**What you are asked to do**:
Here are some records; return them all exactly.

[Source records]

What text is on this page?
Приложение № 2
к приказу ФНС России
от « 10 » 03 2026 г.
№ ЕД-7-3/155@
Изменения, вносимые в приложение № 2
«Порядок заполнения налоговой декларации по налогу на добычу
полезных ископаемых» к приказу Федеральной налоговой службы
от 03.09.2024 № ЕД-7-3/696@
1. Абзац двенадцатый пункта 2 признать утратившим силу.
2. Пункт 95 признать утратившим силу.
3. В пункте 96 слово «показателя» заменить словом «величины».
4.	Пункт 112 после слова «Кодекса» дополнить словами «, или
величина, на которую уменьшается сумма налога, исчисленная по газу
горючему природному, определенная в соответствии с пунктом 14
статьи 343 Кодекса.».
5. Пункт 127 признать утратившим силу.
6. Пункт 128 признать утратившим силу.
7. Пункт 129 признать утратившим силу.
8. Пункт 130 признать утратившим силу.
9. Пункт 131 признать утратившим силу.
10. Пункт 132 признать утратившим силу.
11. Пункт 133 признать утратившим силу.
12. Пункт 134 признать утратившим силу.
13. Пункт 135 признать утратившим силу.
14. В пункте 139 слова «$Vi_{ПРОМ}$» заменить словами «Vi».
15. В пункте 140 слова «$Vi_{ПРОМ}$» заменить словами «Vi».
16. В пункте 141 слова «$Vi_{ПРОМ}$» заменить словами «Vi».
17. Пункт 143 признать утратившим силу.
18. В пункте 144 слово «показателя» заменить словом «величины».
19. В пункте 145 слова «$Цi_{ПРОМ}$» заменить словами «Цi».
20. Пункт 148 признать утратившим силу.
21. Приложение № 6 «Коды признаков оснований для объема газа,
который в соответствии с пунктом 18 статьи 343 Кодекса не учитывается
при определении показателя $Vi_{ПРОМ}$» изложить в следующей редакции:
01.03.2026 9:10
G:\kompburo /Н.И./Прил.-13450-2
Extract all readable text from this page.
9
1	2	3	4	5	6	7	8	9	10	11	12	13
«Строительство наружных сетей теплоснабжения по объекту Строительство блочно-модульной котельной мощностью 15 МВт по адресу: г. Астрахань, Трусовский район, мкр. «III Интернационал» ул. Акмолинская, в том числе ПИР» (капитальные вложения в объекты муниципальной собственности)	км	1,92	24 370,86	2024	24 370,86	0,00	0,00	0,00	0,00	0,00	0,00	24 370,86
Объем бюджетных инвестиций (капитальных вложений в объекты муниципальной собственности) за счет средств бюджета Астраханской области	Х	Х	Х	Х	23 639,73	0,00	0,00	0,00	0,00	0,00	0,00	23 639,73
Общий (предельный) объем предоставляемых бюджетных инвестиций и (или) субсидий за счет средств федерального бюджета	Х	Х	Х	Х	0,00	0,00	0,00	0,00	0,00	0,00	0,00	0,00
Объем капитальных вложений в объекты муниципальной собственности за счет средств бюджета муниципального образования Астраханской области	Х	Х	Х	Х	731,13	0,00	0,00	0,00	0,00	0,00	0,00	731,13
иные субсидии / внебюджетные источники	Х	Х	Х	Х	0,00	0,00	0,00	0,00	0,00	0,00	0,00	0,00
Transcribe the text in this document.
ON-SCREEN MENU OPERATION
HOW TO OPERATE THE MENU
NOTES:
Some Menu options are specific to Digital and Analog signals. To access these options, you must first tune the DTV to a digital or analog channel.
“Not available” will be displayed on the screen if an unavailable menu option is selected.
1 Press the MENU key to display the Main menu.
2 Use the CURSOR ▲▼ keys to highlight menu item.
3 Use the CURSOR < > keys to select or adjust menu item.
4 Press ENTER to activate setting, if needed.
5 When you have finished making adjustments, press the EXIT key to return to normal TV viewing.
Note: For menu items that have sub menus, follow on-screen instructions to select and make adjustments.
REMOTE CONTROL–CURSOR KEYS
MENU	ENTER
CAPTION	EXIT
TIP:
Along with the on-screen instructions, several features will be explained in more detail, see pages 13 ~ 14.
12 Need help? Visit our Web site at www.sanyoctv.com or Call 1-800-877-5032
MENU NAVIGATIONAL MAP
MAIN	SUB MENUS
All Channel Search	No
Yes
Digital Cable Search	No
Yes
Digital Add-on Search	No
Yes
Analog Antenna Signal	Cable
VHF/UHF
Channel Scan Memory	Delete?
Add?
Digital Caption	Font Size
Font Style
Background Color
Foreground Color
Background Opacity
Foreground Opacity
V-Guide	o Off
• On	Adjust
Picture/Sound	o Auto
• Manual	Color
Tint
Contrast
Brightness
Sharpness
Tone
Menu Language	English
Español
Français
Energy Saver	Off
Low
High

**Output for this task**:
What text is on this page?
Приложение № 2
к приказу ФНС России
от « 10 » 03 2026 г.
№ ЕД-7-3/155@
Изменения, вносимые в приложение № 2
«Порядок заполнения налоговой декларации по налогу на добычу
полезных ископаемых» к приказу Федеральной налоговой службы
от 03.09.2024 № ЕД-7-3/696@
1. Абзац двенадцатый пункта 2 признать утратившим силу.
2. Пункт 95 признать утратившим силу.
3. В пункте 96 слово «показателя» заменить словом «величины».
4.	Пункт 112 после слова «Кодекса» дополнить словами «, или
величина, на которую уменьшается сумма налога, исчисленная по газу
горючему природному, определенная в соответствии с пунктом 14
статьи 343 Кодекса.».
5. Пункт 127 признать утратившим силу.
6. Пункт 128 признать утратившим силу.
7. Пункт 129 признать утратившим силу.
8. Пункт 130 признать утратившим силу.
9. Пункт 131 признать утратившим силу.
10. Пункт 132 признать утратившим силу.
11. Пункт 133 признать утратившим силу.
12. Пункт 134 признать утратившим силу.
13. Пункт 135 признать утратившим силу.
14. В пункте 139 слова «$Vi_{ПРОМ}$» заменить словами «Vi».
15. В пункте 140 слова «$Vi_{ПРОМ}$» заменить словами «Vi».
16. В пункте 141 слова «$Vi_{ПРОМ}$» заменить словами «Vi».
17. Пункт 143 признать утратившим силу.
18. В пункте 144 слово «показателя» заменить словом «величины».
19. В пункте 145 слова «$Цi_{ПРОМ}$» заменить словами «Цi».
20. Пункт 148 признать утратившим силу.
21. Приложение № 6 «Коды признаков оснований для объема газа,
который в соответствии с пунктом 18 статьи 343 Кодекса не учитывается
при определении показателя $Vi_{ПРОМ}$» изложить в следующей редакции:
01.03.2026 9:10
G:\kompburo /Н.И./Прил.-13450-2
Extract all readable text from this page.
9
1	2	3	4	5	6	7	8	9	10	11	12	13
«Строительство наружных сетей теплоснабжения по объекту Строительство блочно-модульной котельной мощностью 15 МВт по адресу: г. Астрахань, Трусовский район, мкр. «III Интернационал» ул. Акмолинская, в том числе ПИР» (капитальные вложения в объекты муниципальной собственности)	км	1,92	24 370,86	2024	24 370,86	0,00	0,00	0,00	0,00	0,00	0,00	24 370,86
Объем бюджетных инвестиций (капитальных вложений в объекты муниципальной собственности) за счет средств бюджета Астраханской области	Х	Х	Х	Х	23 639,73	0,00	0,00	0,00	0,00	0,00	0,00	23 639,73
Общий (предельный) объем предоставляемых бюджетных инвестиций и (или) субсидий за счет средств федерального бюджета	Х	Х	Х	Х	0,00	0,00	0,00	0,00	0,00	0,00	0,00	0,00
Объем капитальных вложений в объекты муниципальной собственности за счет средств бюджета муниципального образования Астраханской области	Х	Х	Х	Х	731,13	0,00	0,00	0,00	0,00	0,00	0,00	731,13
иные субсидии / внебюджетные источники	Х	Х	Х	Х	0,00	0,00	0,00	0,00	0,00	0,00	0,00	0,00
Transcribe the text in this document.
ON-SCREEN MENU OPERATION
HOW TO OPERATE THE MENU
NOTES:
Some Menu options are specific to Digital and Analog signals. To access these options, you must first tune the DTV to a digital or analog channel.
“Not available” will be displayed on the screen if an unavailable menu option is selected.
1 Press the MENU key to display the Main menu.
2 Use the CURSOR ▲▼ keys to highlight menu item.
3 Use the CURSOR < > keys to select or adjust menu item.
4 Press ENTER to activate setting, if needed.
5 When you have finished making adjustments, press the EXIT key to return to normal TV viewing.
Note: For menu items that have sub menus, follow on-screen instructions to select and make adjustments.
REMOTE CONTROL–CURSOR KEYS
MENU	ENTER
CAPTION	EXIT
TIP:
Along with the on-screen instructions, several features will be explained in more detail, see pages 13 ~ 14.
12 Need help? Visit our Web site at www.sanyoctv.com or Call 1-800-877-5032
MENU NAVIGATIONAL MAP
MAIN	SUB MENUS
All Channel Search	No
Yes
Digital Cable Search	No
Yes
Digital Add-on Search	No
Yes
Analog Antenna Signal	Cable
VHF/UHF
Channel Scan Memory	Delete?
Add?
Digital Caption	Font Size
Font Style
Background Color
Foreground Color
Background Opacity
Foreground Opacity
V-Guide	o Off
• On	Adjust
Picture/Sound	o Auto
• Manual	Color
Tint
Contrast
Brightness
Sharpness
Tone
Menu Language	English
Español
Français
Energy Saver	Off
Low
High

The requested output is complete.